Below is a listing. Return the lines from the one that contains "What's the underlying" to the one that contains "Transcribe this image's", both ends included, verbatim and with no pictures.
** BEGIN Given data **
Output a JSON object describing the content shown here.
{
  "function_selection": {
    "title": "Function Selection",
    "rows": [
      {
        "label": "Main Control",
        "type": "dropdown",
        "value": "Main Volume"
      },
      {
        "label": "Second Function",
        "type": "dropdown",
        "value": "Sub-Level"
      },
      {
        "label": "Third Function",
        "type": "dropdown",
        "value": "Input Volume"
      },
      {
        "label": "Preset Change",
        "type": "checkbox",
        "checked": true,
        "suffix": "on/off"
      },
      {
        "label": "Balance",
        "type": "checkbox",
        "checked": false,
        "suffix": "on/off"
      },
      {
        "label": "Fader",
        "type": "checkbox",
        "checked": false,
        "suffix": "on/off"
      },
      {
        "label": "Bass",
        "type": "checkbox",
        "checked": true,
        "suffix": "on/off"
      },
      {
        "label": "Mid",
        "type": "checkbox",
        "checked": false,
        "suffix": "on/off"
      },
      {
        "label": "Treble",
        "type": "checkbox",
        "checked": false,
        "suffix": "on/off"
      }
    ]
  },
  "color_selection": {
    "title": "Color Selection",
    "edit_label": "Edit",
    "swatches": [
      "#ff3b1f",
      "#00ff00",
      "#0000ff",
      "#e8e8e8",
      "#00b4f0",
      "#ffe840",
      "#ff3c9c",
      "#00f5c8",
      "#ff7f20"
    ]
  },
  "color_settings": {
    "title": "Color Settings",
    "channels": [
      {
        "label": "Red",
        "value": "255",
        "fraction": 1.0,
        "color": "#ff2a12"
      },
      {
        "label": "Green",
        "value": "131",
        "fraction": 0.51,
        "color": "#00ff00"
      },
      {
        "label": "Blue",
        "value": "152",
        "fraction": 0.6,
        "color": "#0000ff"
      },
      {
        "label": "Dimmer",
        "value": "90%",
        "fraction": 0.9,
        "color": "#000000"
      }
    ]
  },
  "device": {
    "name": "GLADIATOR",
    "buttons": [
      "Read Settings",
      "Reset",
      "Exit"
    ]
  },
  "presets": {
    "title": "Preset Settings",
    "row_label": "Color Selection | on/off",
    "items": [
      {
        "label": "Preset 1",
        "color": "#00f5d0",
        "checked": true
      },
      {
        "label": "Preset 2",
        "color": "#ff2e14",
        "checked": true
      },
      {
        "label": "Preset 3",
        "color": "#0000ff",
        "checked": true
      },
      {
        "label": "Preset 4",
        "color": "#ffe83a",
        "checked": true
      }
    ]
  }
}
** END Given data **
** BEGIN Given data **
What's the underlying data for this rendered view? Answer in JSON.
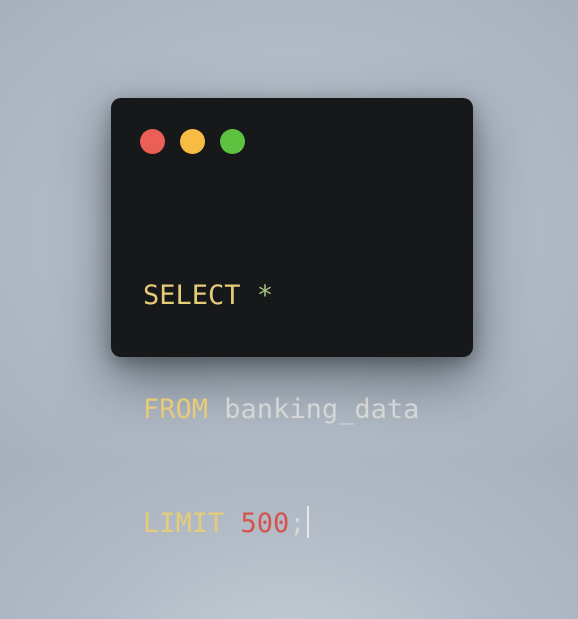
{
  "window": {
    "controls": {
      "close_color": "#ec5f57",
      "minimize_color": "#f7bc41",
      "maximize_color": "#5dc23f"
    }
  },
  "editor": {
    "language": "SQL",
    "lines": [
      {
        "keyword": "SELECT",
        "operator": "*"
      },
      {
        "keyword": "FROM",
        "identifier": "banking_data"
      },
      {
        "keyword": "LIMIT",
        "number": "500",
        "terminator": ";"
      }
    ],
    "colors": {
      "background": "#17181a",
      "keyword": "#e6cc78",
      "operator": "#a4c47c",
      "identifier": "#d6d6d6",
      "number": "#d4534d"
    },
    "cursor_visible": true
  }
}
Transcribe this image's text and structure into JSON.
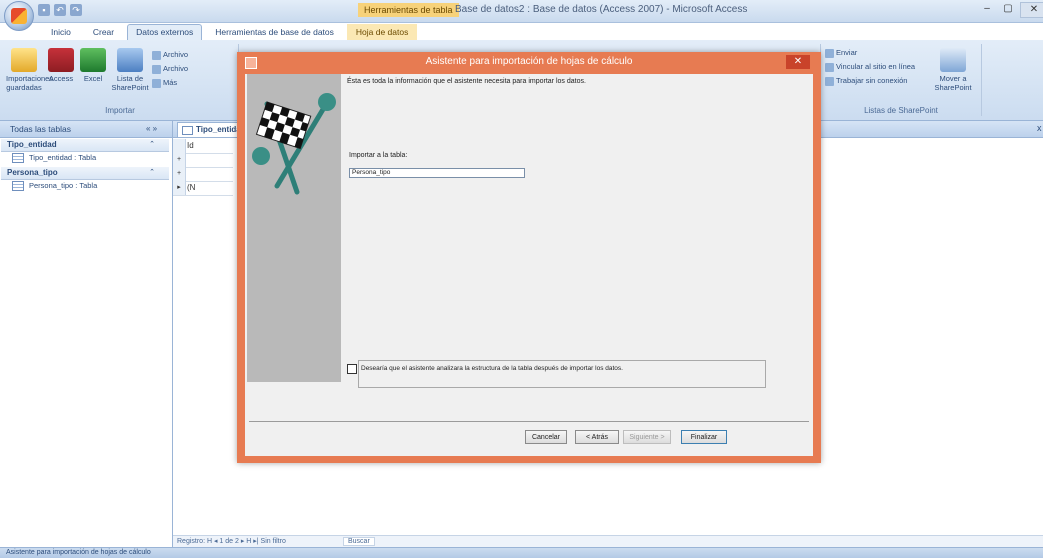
** END Given data **
Answer for the task ▸
What's the underlying data for this rendered view? Answer in JSON.
{
  "window": {
    "controls": {
      "close_color": "#ec5f57",
      "minimize_color": "#f7bc41",
      "maximize_color": "#5dc23f"
    }
  },
  "editor": {
    "language": "SQL",
    "lines": [
      {
        "keyword": "SELECT",
        "operator": "*"
      },
      {
        "keyword": "FROM",
        "identifier": "banking_data"
      },
      {
        "keyword": "LIMIT",
        "number": "500",
        "terminator": ";"
      }
    ],
    "colors": {
      "background": "#17181a",
      "keyword": "#e6cc78",
      "operator": "#a4c47c",
      "identifier": "#d6d6d6",
      "number": "#d4534d"
    },
    "cursor_visible": true
  }
}
Transcribe this image's text and structure into JSON.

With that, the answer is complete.